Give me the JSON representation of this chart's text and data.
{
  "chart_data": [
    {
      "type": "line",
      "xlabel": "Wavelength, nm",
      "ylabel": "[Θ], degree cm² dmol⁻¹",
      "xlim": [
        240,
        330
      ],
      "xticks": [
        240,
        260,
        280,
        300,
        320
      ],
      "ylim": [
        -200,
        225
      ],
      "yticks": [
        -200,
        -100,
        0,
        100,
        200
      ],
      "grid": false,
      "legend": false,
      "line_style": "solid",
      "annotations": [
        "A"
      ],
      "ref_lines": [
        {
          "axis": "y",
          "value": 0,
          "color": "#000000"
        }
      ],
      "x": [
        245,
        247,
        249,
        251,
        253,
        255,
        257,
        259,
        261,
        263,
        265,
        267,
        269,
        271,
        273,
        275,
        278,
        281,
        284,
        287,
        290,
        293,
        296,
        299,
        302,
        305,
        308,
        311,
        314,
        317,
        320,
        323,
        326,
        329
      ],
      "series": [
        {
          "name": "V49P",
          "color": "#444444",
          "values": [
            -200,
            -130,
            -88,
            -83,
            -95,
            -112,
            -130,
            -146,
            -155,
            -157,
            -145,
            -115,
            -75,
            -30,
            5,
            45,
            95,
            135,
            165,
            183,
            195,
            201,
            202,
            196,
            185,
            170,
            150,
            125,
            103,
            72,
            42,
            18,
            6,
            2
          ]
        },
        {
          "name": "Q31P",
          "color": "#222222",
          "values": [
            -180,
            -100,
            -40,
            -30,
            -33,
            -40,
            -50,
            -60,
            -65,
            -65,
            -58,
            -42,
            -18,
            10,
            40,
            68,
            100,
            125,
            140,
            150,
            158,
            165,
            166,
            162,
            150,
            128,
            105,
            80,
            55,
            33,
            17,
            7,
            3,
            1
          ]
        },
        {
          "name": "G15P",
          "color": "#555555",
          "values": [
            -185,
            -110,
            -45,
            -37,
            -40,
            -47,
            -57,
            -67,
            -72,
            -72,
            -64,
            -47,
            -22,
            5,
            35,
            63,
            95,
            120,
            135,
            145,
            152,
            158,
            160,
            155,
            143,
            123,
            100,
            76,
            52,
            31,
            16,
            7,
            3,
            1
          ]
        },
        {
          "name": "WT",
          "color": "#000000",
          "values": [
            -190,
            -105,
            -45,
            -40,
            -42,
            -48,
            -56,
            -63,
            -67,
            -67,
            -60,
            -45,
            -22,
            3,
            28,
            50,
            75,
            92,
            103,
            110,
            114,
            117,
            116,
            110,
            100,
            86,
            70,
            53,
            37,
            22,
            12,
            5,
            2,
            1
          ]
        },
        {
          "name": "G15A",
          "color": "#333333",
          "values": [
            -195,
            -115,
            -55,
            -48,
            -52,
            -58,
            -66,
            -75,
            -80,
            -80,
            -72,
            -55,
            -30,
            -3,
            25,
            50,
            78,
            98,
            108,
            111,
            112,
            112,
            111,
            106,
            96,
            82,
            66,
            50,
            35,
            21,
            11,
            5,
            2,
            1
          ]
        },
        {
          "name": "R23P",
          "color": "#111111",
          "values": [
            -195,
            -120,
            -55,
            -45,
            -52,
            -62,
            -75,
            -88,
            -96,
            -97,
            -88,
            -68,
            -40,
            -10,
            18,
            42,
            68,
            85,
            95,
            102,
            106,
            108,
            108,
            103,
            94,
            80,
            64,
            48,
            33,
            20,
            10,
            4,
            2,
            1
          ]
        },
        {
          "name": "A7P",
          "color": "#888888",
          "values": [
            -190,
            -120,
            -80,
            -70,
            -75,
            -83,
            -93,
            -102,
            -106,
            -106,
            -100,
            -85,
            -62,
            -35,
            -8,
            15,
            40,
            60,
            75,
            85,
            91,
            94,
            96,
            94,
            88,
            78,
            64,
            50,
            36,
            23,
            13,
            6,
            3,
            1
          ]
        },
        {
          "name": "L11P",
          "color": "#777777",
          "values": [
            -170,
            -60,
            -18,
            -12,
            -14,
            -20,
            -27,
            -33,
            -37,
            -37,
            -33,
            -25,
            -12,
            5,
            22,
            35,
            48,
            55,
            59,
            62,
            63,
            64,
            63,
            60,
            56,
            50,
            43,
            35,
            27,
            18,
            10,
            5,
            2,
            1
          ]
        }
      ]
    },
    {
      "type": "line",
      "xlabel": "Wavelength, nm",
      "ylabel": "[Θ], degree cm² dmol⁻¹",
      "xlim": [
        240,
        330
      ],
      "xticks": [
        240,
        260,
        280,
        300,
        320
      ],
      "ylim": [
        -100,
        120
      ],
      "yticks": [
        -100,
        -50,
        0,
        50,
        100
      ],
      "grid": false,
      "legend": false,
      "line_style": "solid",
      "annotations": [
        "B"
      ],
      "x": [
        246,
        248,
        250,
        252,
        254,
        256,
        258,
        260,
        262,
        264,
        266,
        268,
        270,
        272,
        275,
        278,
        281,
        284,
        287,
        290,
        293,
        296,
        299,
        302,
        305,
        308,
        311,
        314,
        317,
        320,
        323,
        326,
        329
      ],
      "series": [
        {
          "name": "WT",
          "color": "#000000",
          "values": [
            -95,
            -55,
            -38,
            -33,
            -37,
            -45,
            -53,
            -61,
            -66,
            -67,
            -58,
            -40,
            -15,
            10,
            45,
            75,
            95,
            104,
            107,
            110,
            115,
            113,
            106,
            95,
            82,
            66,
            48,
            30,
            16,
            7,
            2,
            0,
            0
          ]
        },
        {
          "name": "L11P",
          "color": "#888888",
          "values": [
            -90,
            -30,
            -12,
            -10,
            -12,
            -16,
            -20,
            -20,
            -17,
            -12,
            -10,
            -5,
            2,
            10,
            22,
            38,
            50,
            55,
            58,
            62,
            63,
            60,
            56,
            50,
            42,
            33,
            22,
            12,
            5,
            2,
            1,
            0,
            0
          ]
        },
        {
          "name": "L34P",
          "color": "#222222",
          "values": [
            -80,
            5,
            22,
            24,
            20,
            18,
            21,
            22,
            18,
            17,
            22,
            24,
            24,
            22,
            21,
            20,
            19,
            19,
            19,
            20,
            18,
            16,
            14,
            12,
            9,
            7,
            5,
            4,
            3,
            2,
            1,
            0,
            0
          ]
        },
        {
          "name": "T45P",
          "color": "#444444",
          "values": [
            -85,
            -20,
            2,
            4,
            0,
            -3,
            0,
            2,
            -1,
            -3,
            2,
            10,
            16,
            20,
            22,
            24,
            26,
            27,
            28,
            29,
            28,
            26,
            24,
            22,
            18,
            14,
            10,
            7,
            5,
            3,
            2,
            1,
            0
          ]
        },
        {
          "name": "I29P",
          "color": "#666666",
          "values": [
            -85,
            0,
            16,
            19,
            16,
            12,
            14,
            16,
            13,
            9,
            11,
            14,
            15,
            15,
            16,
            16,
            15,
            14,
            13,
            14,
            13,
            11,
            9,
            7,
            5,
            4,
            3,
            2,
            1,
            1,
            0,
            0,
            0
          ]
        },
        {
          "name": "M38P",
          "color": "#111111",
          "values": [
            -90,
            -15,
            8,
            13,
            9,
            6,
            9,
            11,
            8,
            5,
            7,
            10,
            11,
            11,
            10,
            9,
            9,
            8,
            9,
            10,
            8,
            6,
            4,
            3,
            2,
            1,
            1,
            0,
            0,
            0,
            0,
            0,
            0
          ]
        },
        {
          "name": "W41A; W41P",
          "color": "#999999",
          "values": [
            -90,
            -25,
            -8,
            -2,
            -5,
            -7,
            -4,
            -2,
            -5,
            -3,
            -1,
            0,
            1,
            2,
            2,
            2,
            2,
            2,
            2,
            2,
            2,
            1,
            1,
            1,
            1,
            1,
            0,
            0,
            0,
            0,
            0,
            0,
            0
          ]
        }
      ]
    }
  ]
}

....

(Objective) Every entry should be printed again exactly as written.

(Reply)
Give me the JSON representation of this chart's text and data.
{
  "chart_data": [
    {
      "type": "line",
      "xlabel": "Wavelength, nm",
      "ylabel": "[Θ], degree cm² dmol⁻¹",
      "xlim": [
        240,
        330
      ],
      "xticks": [
        240,
        260,
        280,
        300,
        320
      ],
      "ylim": [
        -200,
        225
      ],
      "yticks": [
        -200,
        -100,
        0,
        100,
        200
      ],
      "grid": false,
      "legend": false,
      "line_style": "solid",
      "annotations": [
        "A"
      ],
      "ref_lines": [
        {
          "axis": "y",
          "value": 0,
          "color": "#000000"
        }
      ],
      "x": [
        245,
        247,
        249,
        251,
        253,
        255,
        257,
        259,
        261,
        263,
        265,
        267,
        269,
        271,
        273,
        275,
        278,
        281,
        284,
        287,
        290,
        293,
        296,
        299,
        302,
        305,
        308,
        311,
        314,
        317,
        320,
        323,
        326,
        329
      ],
      "series": [
        {
          "name": "V49P",
          "color": "#444444",
          "values": [
            -200,
            -130,
            -88,
            -83,
            -95,
            -112,
            -130,
            -146,
            -155,
            -157,
            -145,
            -115,
            -75,
            -30,
            5,
            45,
            95,
            135,
            165,
            183,
            195,
            201,
            202,
            196,
            185,
            170,
            150,
            125,
            103,
            72,
            42,
            18,
            6,
            2
          ]
        },
        {
          "name": "Q31P",
          "color": "#222222",
          "values": [
            -180,
            -100,
            -40,
            -30,
            -33,
            -40,
            -50,
            -60,
            -65,
            -65,
            -58,
            -42,
            -18,
            10,
            40,
            68,
            100,
            125,
            140,
            150,
            158,
            165,
            166,
            162,
            150,
            128,
            105,
            80,
            55,
            33,
            17,
            7,
            3,
            1
          ]
        },
        {
          "name": "G15P",
          "color": "#555555",
          "values": [
            -185,
            -110,
            -45,
            -37,
            -40,
            -47,
            -57,
            -67,
            -72,
            -72,
            -64,
            -47,
            -22,
            5,
            35,
            63,
            95,
            120,
            135,
            145,
            152,
            158,
            160,
            155,
            143,
            123,
            100,
            76,
            52,
            31,
            16,
            7,
            3,
            1
          ]
        },
        {
          "name": "WT",
          "color": "#000000",
          "values": [
            -190,
            -105,
            -45,
            -40,
            -42,
            -48,
            -56,
            -63,
            -67,
            -67,
            -60,
            -45,
            -22,
            3,
            28,
            50,
            75,
            92,
            103,
            110,
            114,
            117,
            116,
            110,
            100,
            86,
            70,
            53,
            37,
            22,
            12,
            5,
            2,
            1
          ]
        },
        {
          "name": "G15A",
          "color": "#333333",
          "values": [
            -195,
            -115,
            -55,
            -48,
            -52,
            -58,
            -66,
            -75,
            -80,
            -80,
            -72,
            -55,
            -30,
            -3,
            25,
            50,
            78,
            98,
            108,
            111,
            112,
            112,
            111,
            106,
            96,
            82,
            66,
            50,
            35,
            21,
            11,
            5,
            2,
            1
          ]
        },
        {
          "name": "R23P",
          "color": "#111111",
          "values": [
            -195,
            -120,
            -55,
            -45,
            -52,
            -62,
            -75,
            -88,
            -96,
            -97,
            -88,
            -68,
            -40,
            -10,
            18,
            42,
            68,
            85,
            95,
            102,
            106,
            108,
            108,
            103,
            94,
            80,
            64,
            48,
            33,
            20,
            10,
            4,
            2,
            1
          ]
        },
        {
          "name": "A7P",
          "color": "#888888",
          "values": [
            -190,
            -120,
            -80,
            -70,
            -75,
            -83,
            -93,
            -102,
            -106,
            -106,
            -100,
            -85,
            -62,
            -35,
            -8,
            15,
            40,
            60,
            75,
            85,
            91,
            94,
            96,
            94,
            88,
            78,
            64,
            50,
            36,
            23,
            13,
            6,
            3,
            1
          ]
        },
        {
          "name": "L11P",
          "color": "#777777",
          "values": [
            -170,
            -60,
            -18,
            -12,
            -14,
            -20,
            -27,
            -33,
            -37,
            -37,
            -33,
            -25,
            -12,
            5,
            22,
            35,
            48,
            55,
            59,
            62,
            63,
            64,
            63,
            60,
            56,
            50,
            43,
            35,
            27,
            18,
            10,
            5,
            2,
            1
          ]
        }
      ]
    },
    {
      "type": "line",
      "xlabel": "Wavelength, nm",
      "ylabel": "[Θ], degree cm² dmol⁻¹",
      "xlim": [
        240,
        330
      ],
      "xticks": [
        240,
        260,
        280,
        300,
        320
      ],
      "ylim": [
        -100,
        120
      ],
      "yticks": [
        -100,
        -50,
        0,
        50,
        100
      ],
      "grid": false,
      "legend": false,
      "line_style": "solid",
      "annotations": [
        "B"
      ],
      "x": [
        246,
        248,
        250,
        252,
        254,
        256,
        258,
        260,
        262,
        264,
        266,
        268,
        270,
        272,
        275,
        278,
        281,
        284,
        287,
        290,
        293,
        296,
        299,
        302,
        305,
        308,
        311,
        314,
        317,
        320,
        323,
        326,
        329
      ],
      "series": [
        {
          "name": "WT",
          "color": "#000000",
          "values": [
            -95,
            -55,
            -38,
            -33,
            -37,
            -45,
            -53,
            -61,
            -66,
            -67,
            -58,
            -40,
            -15,
            10,
            45,
            75,
            95,
            104,
            107,
            110,
            115,
            113,
            106,
            95,
            82,
            66,
            48,
            30,
            16,
            7,
            2,
            0,
            0
          ]
        },
        {
          "name": "L11P",
          "color": "#888888",
          "values": [
            -90,
            -30,
            -12,
            -10,
            -12,
            -16,
            -20,
            -20,
            -17,
            -12,
            -10,
            -5,
            2,
            10,
            22,
            38,
            50,
            55,
            58,
            62,
            63,
            60,
            56,
            50,
            42,
            33,
            22,
            12,
            5,
            2,
            1,
            0,
            0
          ]
        },
        {
          "name": "L34P",
          "color": "#222222",
          "values": [
            -80,
            5,
            22,
            24,
            20,
            18,
            21,
            22,
            18,
            17,
            22,
            24,
            24,
            22,
            21,
            20,
            19,
            19,
            19,
            20,
            18,
            16,
            14,
            12,
            9,
            7,
            5,
            4,
            3,
            2,
            1,
            0,
            0
          ]
        },
        {
          "name": "T45P",
          "color": "#444444",
          "values": [
            -85,
            -20,
            2,
            4,
            0,
            -3,
            0,
            2,
            -1,
            -3,
            2,
            10,
            16,
            20,
            22,
            24,
            26,
            27,
            28,
            29,
            28,
            26,
            24,
            22,
            18,
            14,
            10,
            7,
            5,
            3,
            2,
            1,
            0
          ]
        },
        {
          "name": "I29P",
          "color": "#666666",
          "values": [
            -85,
            0,
            16,
            19,
            16,
            12,
            14,
            16,
            13,
            9,
            11,
            14,
            15,
            15,
            16,
            16,
            15,
            14,
            13,
            14,
            13,
            11,
            9,
            7,
            5,
            4,
            3,
            2,
            1,
            1,
            0,
            0,
            0
          ]
        },
        {
          "name": "M38P",
          "color": "#111111",
          "values": [
            -90,
            -15,
            8,
            13,
            9,
            6,
            9,
            11,
            8,
            5,
            7,
            10,
            11,
            11,
            10,
            9,
            9,
            8,
            9,
            10,
            8,
            6,
            4,
            3,
            2,
            1,
            1,
            0,
            0,
            0,
            0,
            0,
            0
          ]
        },
        {
          "name": "W41A; W41P",
          "color": "#999999",
          "values": [
            -90,
            -25,
            -8,
            -2,
            -5,
            -7,
            -4,
            -2,
            -5,
            -3,
            -1,
            0,
            1,
            2,
            2,
            2,
            2,
            2,
            2,
            2,
            2,
            1,
            1,
            1,
            1,
            1,
            0,
            0,
            0,
            0,
            0,
            0,
            0
          ]
        }
      ]
    }
  ]
}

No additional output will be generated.